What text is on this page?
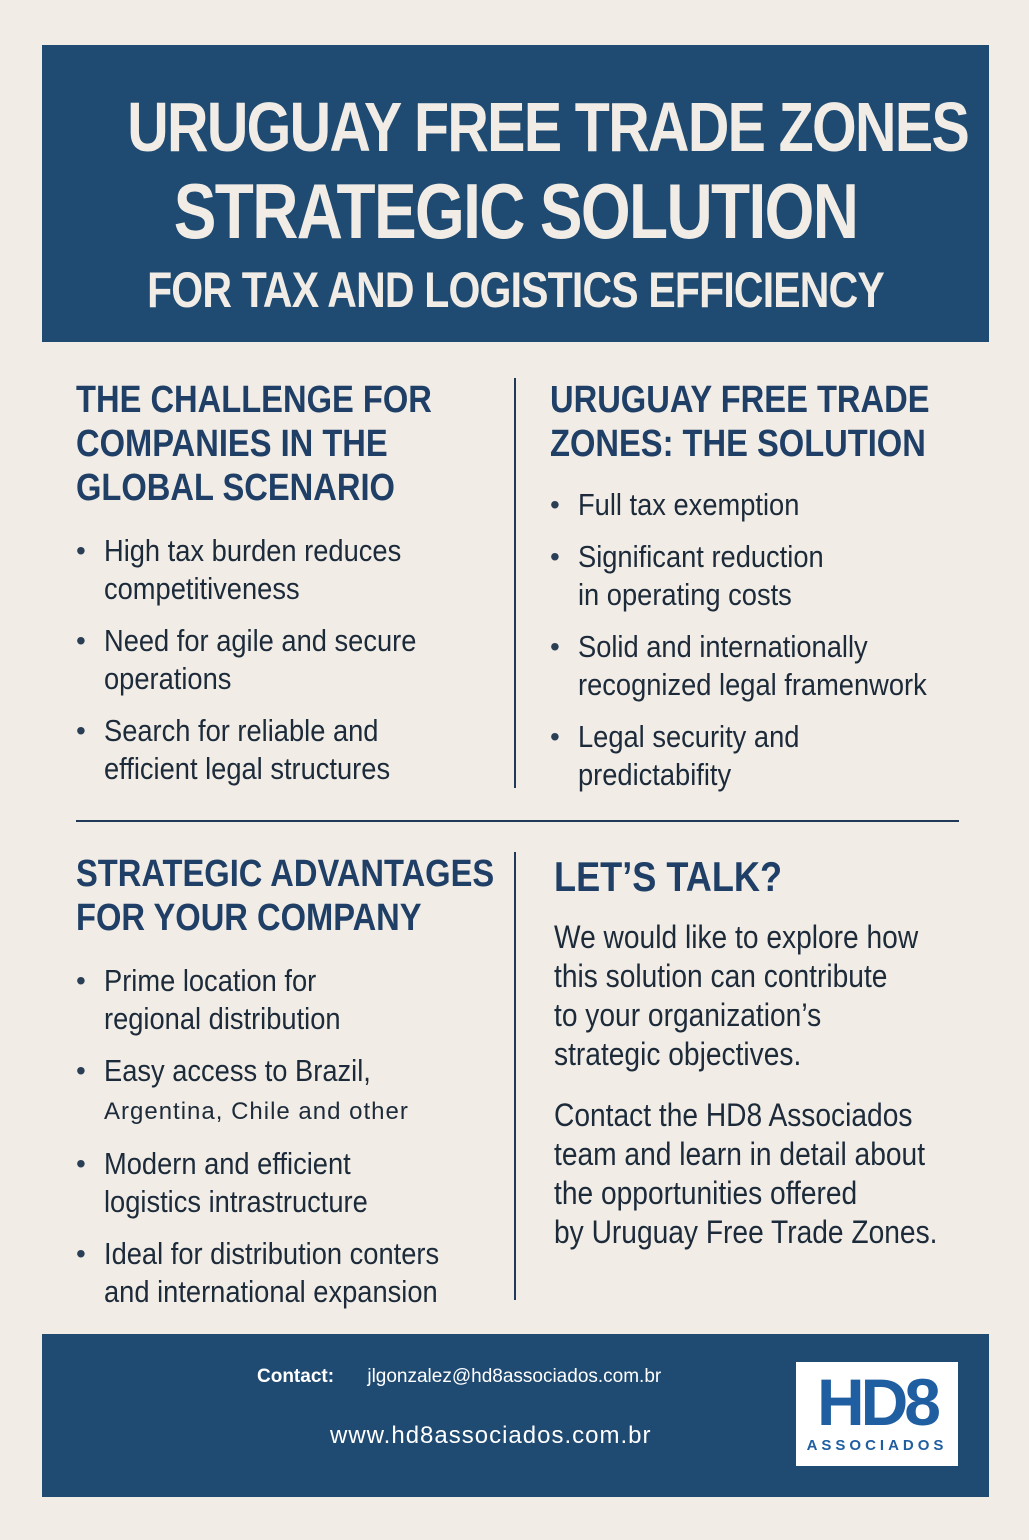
URUGUAY FREE TRADE ZONES
STRATEGIC SOLUTION
FOR TAX AND LOGISTICS EFFICIENCY

THE CHALLENGE FOR

COMPANIES IN THE

GLOBAL SCENARIO

• High tax burden reduces
competitiveness
• Need for agile and secure
operations
• Search for reliable and
efficient legal structures

URUGUAY FREE TRADE

ZONES: THE SOLUTION

• Full tax exemption
• Significant reduction
in operating costs
• Solid and internationally
recognized legal framenwork
• Legal security and
predictabifity

STRATEGIC ADVANTAGES

FOR YOUR COMPANY

• Prime location for
regional distribution
• Easy access to Brazil,
Argentina, Chile and other
• Modern and efficient
logistics intrastructure
• Ideal for distribution conters
and international expansion

LET’S TALK?

We would like to explore how

this solution can contribute

to your organization’s

strategic objectives.

Contact the HD8 Associados

team and learn in detail about

the opportunities offered

by Uruguay Free Trade Zones.

Contact: jlgonzalez@hd8associados.com.br
www.hd8associados.com.br	HD8
ASSOCIADOS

☆ ☆ ☆ ☆ ☆

REQUIRED WORK - Quote the listing above in full, except for the pictures.

FINISHED EXERCISE -
What text is on this page?
URUGUAY FREE TRADE ZONES
STRATEGIC SOLUTION
FOR TAX AND LOGISTICS EFFICIENCY

THE CHALLENGE FOR

COMPANIES IN THE

GLOBAL SCENARIO

• High tax burden reduces
competitiveness
• Need for agile and secure
operations
• Search for reliable and
efficient legal structures

URUGUAY FREE TRADE

ZONES: THE SOLUTION

• Full tax exemption
• Significant reduction
in operating costs
• Solid and internationally
recognized legal framenwork
• Legal security and
predictabifity

STRATEGIC ADVANTAGES

FOR YOUR COMPANY

• Prime location for
regional distribution
• Easy access to Brazil,
Argentina, Chile and other
• Modern and efficient
logistics intrastructure
• Ideal for distribution conters
and international expansion

LET’S TALK?

We would like to explore how

this solution can contribute

to your organization’s

strategic objectives.

Contact the HD8 Associados

team and learn in detail about

the opportunities offered

by Uruguay Free Trade Zones.

Contact: jlgonzalez@hd8associados.com.br
www.hd8associados.com.br	HD8
ASSOCIADOS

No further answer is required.